Produce a word-for-word copy of the listing below without its pictures.

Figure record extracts
---
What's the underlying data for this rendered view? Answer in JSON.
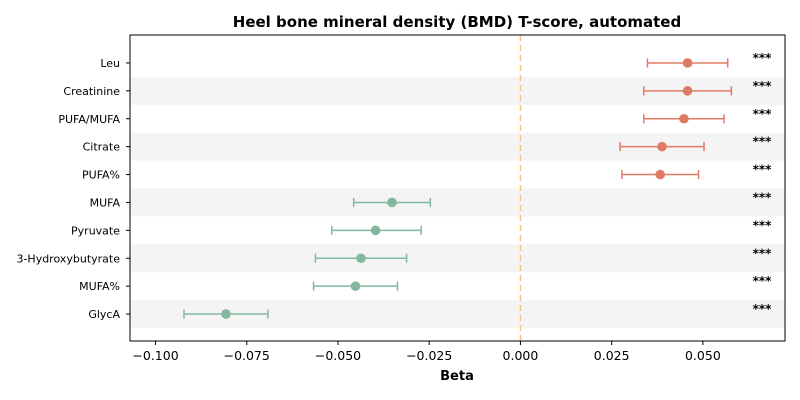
{
  "colors": {
    "positive": "#e07b63",
    "negative": "#82b89e",
    "zero_line": "#f2c77c",
    "band": "#f4f4f4"
  },
  "chart_data": {
    "type": "forest",
    "title": "Heel bone mineral density (BMD) T-score, automated",
    "xlabel": "Beta",
    "xlim": [
      -0.107,
      0.0725
    ],
    "xticks": [
      -0.1,
      -0.075,
      -0.05,
      -0.025,
      0.0,
      0.025,
      0.05
    ],
    "xtick_labels": [
      "−0.100",
      "−0.075",
      "−0.050",
      "−0.025",
      "0.000",
      "0.025",
      "0.050"
    ],
    "reference_line": 0,
    "alternating_bands": true,
    "rows": [
      {
        "label": "Leu",
        "beta": 0.0458,
        "ci_low": 0.0348,
        "ci_high": 0.0568,
        "significance": "***"
      },
      {
        "label": "Creatinine",
        "beta": 0.0458,
        "ci_low": 0.0338,
        "ci_high": 0.0578,
        "significance": "***"
      },
      {
        "label": "PUFA/MUFA",
        "beta": 0.0448,
        "ci_low": 0.0338,
        "ci_high": 0.0558,
        "significance": "***"
      },
      {
        "label": "Citrate",
        "beta": 0.0388,
        "ci_low": 0.0273,
        "ci_high": 0.0503,
        "significance": "***"
      },
      {
        "label": "PUFA%",
        "beta": 0.0383,
        "ci_low": 0.0278,
        "ci_high": 0.0488,
        "significance": "***"
      },
      {
        "label": "MUFA",
        "beta": -0.0352,
        "ci_low": -0.0457,
        "ci_high": -0.0247,
        "significance": "***"
      },
      {
        "label": "Pyruvate",
        "beta": -0.0397,
        "ci_low": -0.0517,
        "ci_high": -0.0272,
        "significance": "***"
      },
      {
        "label": "3-Hydroxybutyrate",
        "beta": -0.0437,
        "ci_low": -0.0562,
        "ci_high": -0.0312,
        "significance": "***"
      },
      {
        "label": "MUFA%",
        "beta": -0.0452,
        "ci_low": -0.0567,
        "ci_high": -0.0337,
        "significance": "***"
      },
      {
        "label": "GlycA",
        "beta": -0.0807,
        "ci_low": -0.0922,
        "ci_high": -0.0692,
        "significance": "***"
      }
    ]
  }
}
---
> **CORRECT RESPONSE**
What's the underlying data for this rendered view? Answer in JSON.
{
  "colors": {
    "positive": "#e07b63",
    "negative": "#82b89e",
    "zero_line": "#f2c77c",
    "band": "#f4f4f4"
  },
  "chart_data": {
    "type": "forest",
    "title": "Heel bone mineral density (BMD) T-score, automated",
    "xlabel": "Beta",
    "xlim": [
      -0.107,
      0.0725
    ],
    "xticks": [
      -0.1,
      -0.075,
      -0.05,
      -0.025,
      0.0,
      0.025,
      0.05
    ],
    "xtick_labels": [
      "−0.100",
      "−0.075",
      "−0.050",
      "−0.025",
      "0.000",
      "0.025",
      "0.050"
    ],
    "reference_line": 0,
    "alternating_bands": true,
    "rows": [
      {
        "label": "Leu",
        "beta": 0.0458,
        "ci_low": 0.0348,
        "ci_high": 0.0568,
        "significance": "***"
      },
      {
        "label": "Creatinine",
        "beta": 0.0458,
        "ci_low": 0.0338,
        "ci_high": 0.0578,
        "significance": "***"
      },
      {
        "label": "PUFA/MUFA",
        "beta": 0.0448,
        "ci_low": 0.0338,
        "ci_high": 0.0558,
        "significance": "***"
      },
      {
        "label": "Citrate",
        "beta": 0.0388,
        "ci_low": 0.0273,
        "ci_high": 0.0503,
        "significance": "***"
      },
      {
        "label": "PUFA%",
        "beta": 0.0383,
        "ci_low": 0.0278,
        "ci_high": 0.0488,
        "significance": "***"
      },
      {
        "label": "MUFA",
        "beta": -0.0352,
        "ci_low": -0.0457,
        "ci_high": -0.0247,
        "significance": "***"
      },
      {
        "label": "Pyruvate",
        "beta": -0.0397,
        "ci_low": -0.0517,
        "ci_high": -0.0272,
        "significance": "***"
      },
      {
        "label": "3-Hydroxybutyrate",
        "beta": -0.0437,
        "ci_low": -0.0562,
        "ci_high": -0.0312,
        "significance": "***"
      },
      {
        "label": "MUFA%",
        "beta": -0.0452,
        "ci_low": -0.0567,
        "ci_high": -0.0337,
        "significance": "***"
      },
      {
        "label": "GlycA",
        "beta": -0.0807,
        "ci_low": -0.0922,
        "ci_high": -0.0692,
        "significance": "***"
      }
    ]
  }
}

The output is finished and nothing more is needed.